(Excerpt from a dataset)
* * *

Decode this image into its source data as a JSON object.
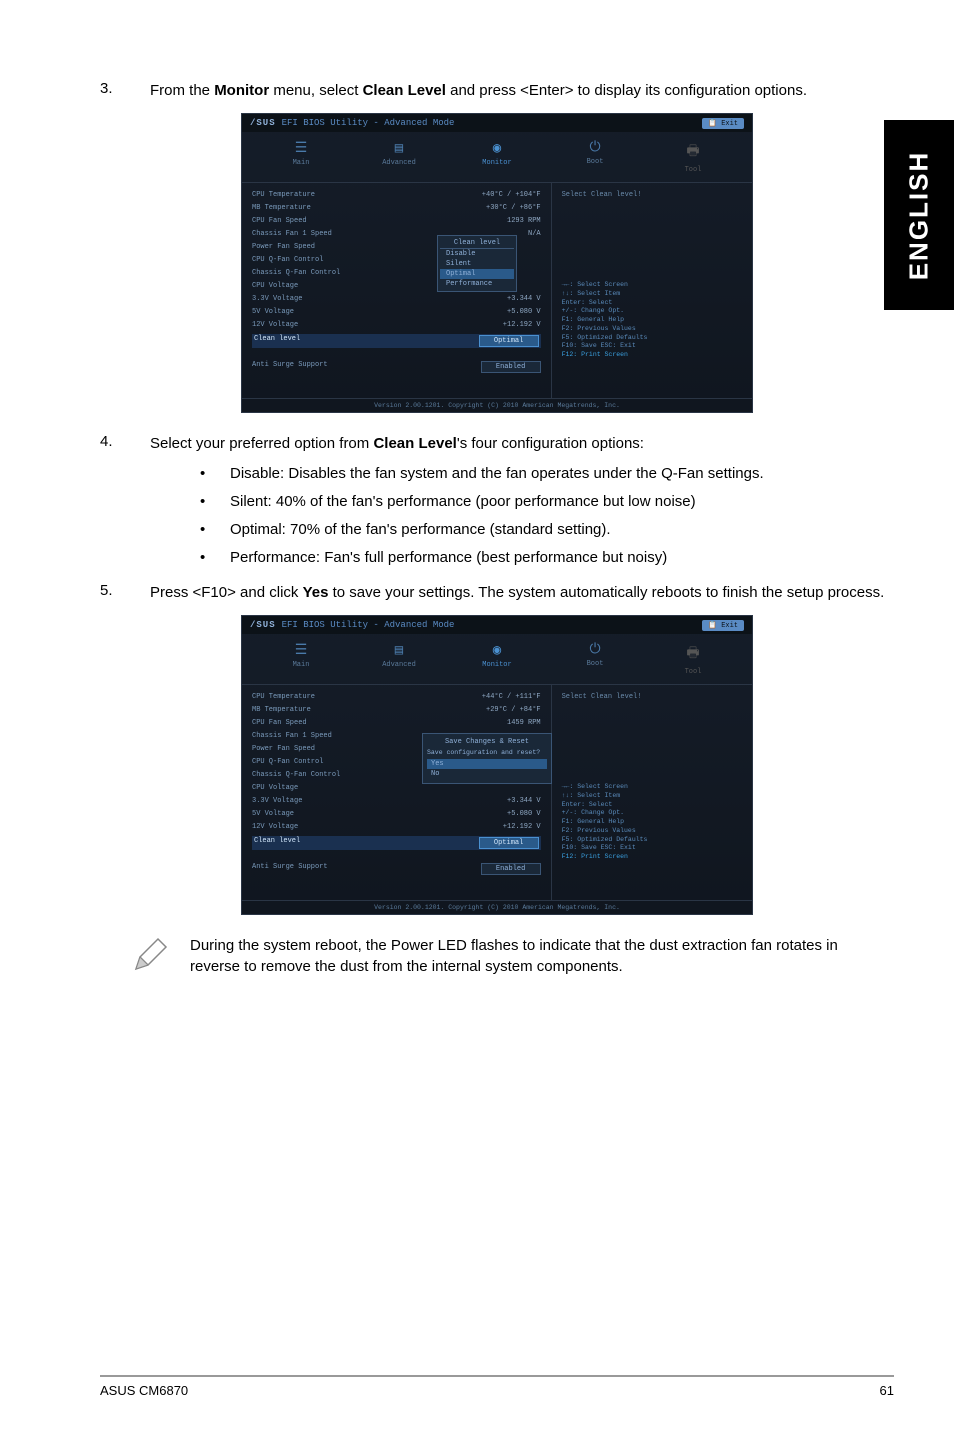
{
  "side_tab": "ENGLISH",
  "steps": {
    "s3": {
      "num": "3.",
      "text_pre": "From the ",
      "b1": "Monitor",
      "text_mid1": " menu, select ",
      "b2": "Clean Level",
      "text_post": " and press <Enter> to display its configuration options."
    },
    "s4": {
      "num": "4.",
      "text_pre": "Select your preferred option from ",
      "b1": "Clean Level",
      "text_post": "'s four configuration options:"
    },
    "s5": {
      "num": "5.",
      "text_pre": "Press <F10> and click ",
      "b1": "Yes",
      "text_post": " to save your settings. The system automatically reboots to finish the setup process."
    }
  },
  "bullets": {
    "b1": "Disable: Disables the fan system and the fan operates under the Q-Fan settings.",
    "b2": "Silent: 40% of the fan's performance (poor performance but low noise)",
    "b3": "Optimal: 70% of the fan's performance (standard setting).",
    "b4": "Performance: Fan's full performance (best performance but noisy)"
  },
  "bios": {
    "logo": "/SUS",
    "title": "EFI BIOS Utility - Advanced Mode",
    "exit": "Exit",
    "tabs": {
      "main": "Main",
      "advanced": "Advanced",
      "monitor": "Monitor",
      "boot": "Boot",
      "tool": "Tool"
    },
    "rows1": {
      "cpu_temp": {
        "l": "CPU Temperature",
        "v": "+40°C / +104°F"
      },
      "mb_temp": {
        "l": "MB Temperature",
        "v": "+30°C / +86°F"
      },
      "cpu_fan": {
        "l": "CPU Fan Speed",
        "v": "1293 RPM"
      },
      "ch_fan": {
        "l": "Chassis Fan 1 Speed",
        "v": "N/A"
      },
      "pwr_fan": {
        "l": "Power Fan Speed",
        "v": ""
      },
      "cpu_qfan": {
        "l": "CPU Q-Fan Control",
        "v": ""
      },
      "ch_qfan": {
        "l": "Chassis Q-Fan Control",
        "v": ""
      },
      "cpu_v": {
        "l": "CPU Voltage",
        "v": ""
      },
      "v33": {
        "l": "3.3V Voltage",
        "v": "+3.344 V"
      },
      "v5": {
        "l": "5V Voltage",
        "v": "+5.080 V"
      },
      "v12": {
        "l": "12V Voltage",
        "v": "+12.192 V"
      },
      "clean": {
        "l": "Clean level",
        "v": "Optimal"
      },
      "anti": {
        "l": "Anti Surge Support",
        "v": "Enabled"
      }
    },
    "rows2": {
      "cpu_temp": {
        "l": "CPU Temperature",
        "v": "+44°C / +111°F"
      },
      "mb_temp": {
        "l": "MB Temperature",
        "v": "+29°C / +84°F"
      },
      "cpu_fan": {
        "l": "CPU Fan Speed",
        "v": "1459 RPM"
      },
      "ch_fan": {
        "l": "Chassis Fan 1 Speed",
        "v": ""
      },
      "pwr_fan": {
        "l": "Power Fan Speed",
        "v": ""
      },
      "cpu_qfan": {
        "l": "CPU Q-Fan Control",
        "v": ""
      },
      "ch_qfan": {
        "l": "Chassis Q-Fan Control",
        "v": ""
      },
      "cpu_v": {
        "l": "CPU Voltage",
        "v": ""
      },
      "v33": {
        "l": "3.3V Voltage",
        "v": "+3.344 V"
      },
      "v5": {
        "l": "5V Voltage",
        "v": "+5.080 V"
      },
      "v12": {
        "l": "12V Voltage",
        "v": "+12.192 V"
      },
      "clean": {
        "l": "Clean level",
        "v": "Optimal"
      },
      "anti": {
        "l": "Anti Surge Support",
        "v": "Enabled"
      }
    },
    "dropdown": {
      "title": "Clean level",
      "o1": "Disable",
      "o2": "Silent",
      "o3": "Optimal",
      "o4": "Performance"
    },
    "dialog": {
      "title": "Save Changes & Reset",
      "q": "Save configuration and reset?",
      "yes": "Yes",
      "no": "No"
    },
    "help": {
      "title": "Select Clean level!",
      "k1": "→←: Select Screen",
      "k2": "↑↓: Select Item",
      "k3": "Enter: Select",
      "k4": "+/-: Change Opt.",
      "k5": "F1: General Help",
      "k6": "F2: Previous Values",
      "k7": "F5: Optimized Defaults",
      "k8": "F10: Save  ESC: Exit",
      "k9": "F12: Print Screen"
    },
    "footer": "Version 2.00.1201. Copyright (C) 2010 American Megatrends, Inc."
  },
  "note": "During the system reboot, the Power LED flashes to indicate that the dust extraction fan rotates in reverse to remove the dust from the internal system components.",
  "footer": {
    "left": "ASUS CM6870",
    "right": "61"
  }
}
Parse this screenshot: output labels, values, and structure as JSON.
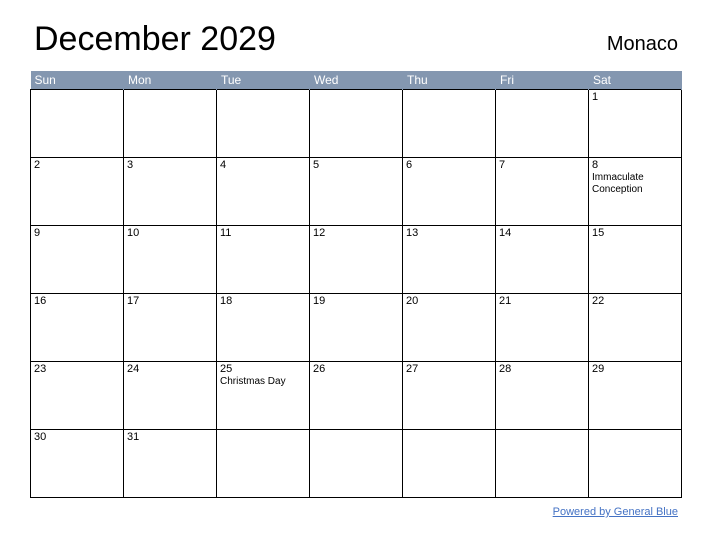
{
  "title": "December 2029",
  "region": "Monaco",
  "weekdays": [
    "Sun",
    "Mon",
    "Tue",
    "Wed",
    "Thu",
    "Fri",
    "Sat"
  ],
  "weeks": [
    [
      {
        "n": "",
        "e": ""
      },
      {
        "n": "",
        "e": ""
      },
      {
        "n": "",
        "e": ""
      },
      {
        "n": "",
        "e": ""
      },
      {
        "n": "",
        "e": ""
      },
      {
        "n": "",
        "e": ""
      },
      {
        "n": "1",
        "e": ""
      }
    ],
    [
      {
        "n": "2",
        "e": ""
      },
      {
        "n": "3",
        "e": ""
      },
      {
        "n": "4",
        "e": ""
      },
      {
        "n": "5",
        "e": ""
      },
      {
        "n": "6",
        "e": ""
      },
      {
        "n": "7",
        "e": ""
      },
      {
        "n": "8",
        "e": "Immaculate Conception"
      }
    ],
    [
      {
        "n": "9",
        "e": ""
      },
      {
        "n": "10",
        "e": ""
      },
      {
        "n": "11",
        "e": ""
      },
      {
        "n": "12",
        "e": ""
      },
      {
        "n": "13",
        "e": ""
      },
      {
        "n": "14",
        "e": ""
      },
      {
        "n": "15",
        "e": ""
      }
    ],
    [
      {
        "n": "16",
        "e": ""
      },
      {
        "n": "17",
        "e": ""
      },
      {
        "n": "18",
        "e": ""
      },
      {
        "n": "19",
        "e": ""
      },
      {
        "n": "20",
        "e": ""
      },
      {
        "n": "21",
        "e": ""
      },
      {
        "n": "22",
        "e": ""
      }
    ],
    [
      {
        "n": "23",
        "e": ""
      },
      {
        "n": "24",
        "e": ""
      },
      {
        "n": "25",
        "e": "Christmas Day"
      },
      {
        "n": "26",
        "e": ""
      },
      {
        "n": "27",
        "e": ""
      },
      {
        "n": "28",
        "e": ""
      },
      {
        "n": "29",
        "e": ""
      }
    ],
    [
      {
        "n": "30",
        "e": ""
      },
      {
        "n": "31",
        "e": ""
      },
      {
        "n": "",
        "e": ""
      },
      {
        "n": "",
        "e": ""
      },
      {
        "n": "",
        "e": ""
      },
      {
        "n": "",
        "e": ""
      },
      {
        "n": "",
        "e": ""
      }
    ]
  ],
  "footer_text": "Powered by General Blue"
}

* * *

WHAT IS REQUIRED. Transcribe the material exactly, keeping every word and none of the pictures.

COMPLETE ANSWER.
Decode this image into its source data as a JSON object.
{
  "side_tab": "ENGLISH",
  "steps": {
    "s3": {
      "num": "3.",
      "text_pre": "From the ",
      "b1": "Monitor",
      "text_mid1": " menu, select ",
      "b2": "Clean Level",
      "text_post": " and press <Enter> to display its configuration options."
    },
    "s4": {
      "num": "4.",
      "text_pre": "Select your preferred option from ",
      "b1": "Clean Level",
      "text_post": "'s four configuration options:"
    },
    "s5": {
      "num": "5.",
      "text_pre": "Press <F10> and click ",
      "b1": "Yes",
      "text_post": " to save your settings. The system automatically reboots to finish the setup process."
    }
  },
  "bullets": {
    "b1": "Disable: Disables the fan system and the fan operates under the Q-Fan settings.",
    "b2": "Silent: 40% of the fan's performance (poor performance but low noise)",
    "b3": "Optimal: 70% of the fan's performance (standard setting).",
    "b4": "Performance: Fan's full performance (best performance but noisy)"
  },
  "bios": {
    "logo": "/SUS",
    "title": "EFI BIOS Utility - Advanced Mode",
    "exit": "Exit",
    "tabs": {
      "main": "Main",
      "advanced": "Advanced",
      "monitor": "Monitor",
      "boot": "Boot",
      "tool": "Tool"
    },
    "rows1": {
      "cpu_temp": {
        "l": "CPU Temperature",
        "v": "+40°C / +104°F"
      },
      "mb_temp": {
        "l": "MB Temperature",
        "v": "+30°C / +86°F"
      },
      "cpu_fan": {
        "l": "CPU Fan Speed",
        "v": "1293 RPM"
      },
      "ch_fan": {
        "l": "Chassis Fan 1 Speed",
        "v": "N/A"
      },
      "pwr_fan": {
        "l": "Power Fan Speed",
        "v": ""
      },
      "cpu_qfan": {
        "l": "CPU Q-Fan Control",
        "v": ""
      },
      "ch_qfan": {
        "l": "Chassis Q-Fan Control",
        "v": ""
      },
      "cpu_v": {
        "l": "CPU Voltage",
        "v": ""
      },
      "v33": {
        "l": "3.3V Voltage",
        "v": "+3.344 V"
      },
      "v5": {
        "l": "5V Voltage",
        "v": "+5.080 V"
      },
      "v12": {
        "l": "12V Voltage",
        "v": "+12.192 V"
      },
      "clean": {
        "l": "Clean level",
        "v": "Optimal"
      },
      "anti": {
        "l": "Anti Surge Support",
        "v": "Enabled"
      }
    },
    "rows2": {
      "cpu_temp": {
        "l": "CPU Temperature",
        "v": "+44°C / +111°F"
      },
      "mb_temp": {
        "l": "MB Temperature",
        "v": "+29°C / +84°F"
      },
      "cpu_fan": {
        "l": "CPU Fan Speed",
        "v": "1459 RPM"
      },
      "ch_fan": {
        "l": "Chassis Fan 1 Speed",
        "v": ""
      },
      "pwr_fan": {
        "l": "Power Fan Speed",
        "v": ""
      },
      "cpu_qfan": {
        "l": "CPU Q-Fan Control",
        "v": ""
      },
      "ch_qfan": {
        "l": "Chassis Q-Fan Control",
        "v": ""
      },
      "cpu_v": {
        "l": "CPU Voltage",
        "v": ""
      },
      "v33": {
        "l": "3.3V Voltage",
        "v": "+3.344 V"
      },
      "v5": {
        "l": "5V Voltage",
        "v": "+5.080 V"
      },
      "v12": {
        "l": "12V Voltage",
        "v": "+12.192 V"
      },
      "clean": {
        "l": "Clean level",
        "v": "Optimal"
      },
      "anti": {
        "l": "Anti Surge Support",
        "v": "Enabled"
      }
    },
    "dropdown": {
      "title": "Clean level",
      "o1": "Disable",
      "o2": "Silent",
      "o3": "Optimal",
      "o4": "Performance"
    },
    "dialog": {
      "title": "Save Changes & Reset",
      "q": "Save configuration and reset?",
      "yes": "Yes",
      "no": "No"
    },
    "help": {
      "title": "Select Clean level!",
      "k1": "→←: Select Screen",
      "k2": "↑↓: Select Item",
      "k3": "Enter: Select",
      "k4": "+/-: Change Opt.",
      "k5": "F1: General Help",
      "k6": "F2: Previous Values",
      "k7": "F5: Optimized Defaults",
      "k8": "F10: Save  ESC: Exit",
      "k9": "F12: Print Screen"
    },
    "footer": "Version 2.00.1201. Copyright (C) 2010 American Megatrends, Inc."
  },
  "note": "During the system reboot, the Power LED flashes to indicate that the dust extraction fan rotates in reverse to remove the dust from the internal system components.",
  "footer": {
    "left": "ASUS CM6870",
    "right": "61"
  }
}
Parse this screenshot: output labels, values, and structure as JSON.
{
  "title": "December 2029",
  "region": "Monaco",
  "weekdays": [
    "Sun",
    "Mon",
    "Tue",
    "Wed",
    "Thu",
    "Fri",
    "Sat"
  ],
  "weeks": [
    [
      {
        "n": "",
        "e": ""
      },
      {
        "n": "",
        "e": ""
      },
      {
        "n": "",
        "e": ""
      },
      {
        "n": "",
        "e": ""
      },
      {
        "n": "",
        "e": ""
      },
      {
        "n": "",
        "e": ""
      },
      {
        "n": "1",
        "e": ""
      }
    ],
    [
      {
        "n": "2",
        "e": ""
      },
      {
        "n": "3",
        "e": ""
      },
      {
        "n": "4",
        "e": ""
      },
      {
        "n": "5",
        "e": ""
      },
      {
        "n": "6",
        "e": ""
      },
      {
        "n": "7",
        "e": ""
      },
      {
        "n": "8",
        "e": "Immaculate Conception"
      }
    ],
    [
      {
        "n": "9",
        "e": ""
      },
      {
        "n": "10",
        "e": ""
      },
      {
        "n": "11",
        "e": ""
      },
      {
        "n": "12",
        "e": ""
      },
      {
        "n": "13",
        "e": ""
      },
      {
        "n": "14",
        "e": ""
      },
      {
        "n": "15",
        "e": ""
      }
    ],
    [
      {
        "n": "16",
        "e": ""
      },
      {
        "n": "17",
        "e": ""
      },
      {
        "n": "18",
        "e": ""
      },
      {
        "n": "19",
        "e": ""
      },
      {
        "n": "20",
        "e": ""
      },
      {
        "n": "21",
        "e": ""
      },
      {
        "n": "22",
        "e": ""
      }
    ],
    [
      {
        "n": "23",
        "e": ""
      },
      {
        "n": "24",
        "e": ""
      },
      {
        "n": "25",
        "e": "Christmas Day"
      },
      {
        "n": "26",
        "e": ""
      },
      {
        "n": "27",
        "e": ""
      },
      {
        "n": "28",
        "e": ""
      },
      {
        "n": "29",
        "e": ""
      }
    ],
    [
      {
        "n": "30",
        "e": ""
      },
      {
        "n": "31",
        "e": ""
      },
      {
        "n": "",
        "e": ""
      },
      {
        "n": "",
        "e": ""
      },
      {
        "n": "",
        "e": ""
      },
      {
        "n": "",
        "e": ""
      },
      {
        "n": "",
        "e": ""
      }
    ]
  ],
  "footer_text": "Powered by General Blue"
}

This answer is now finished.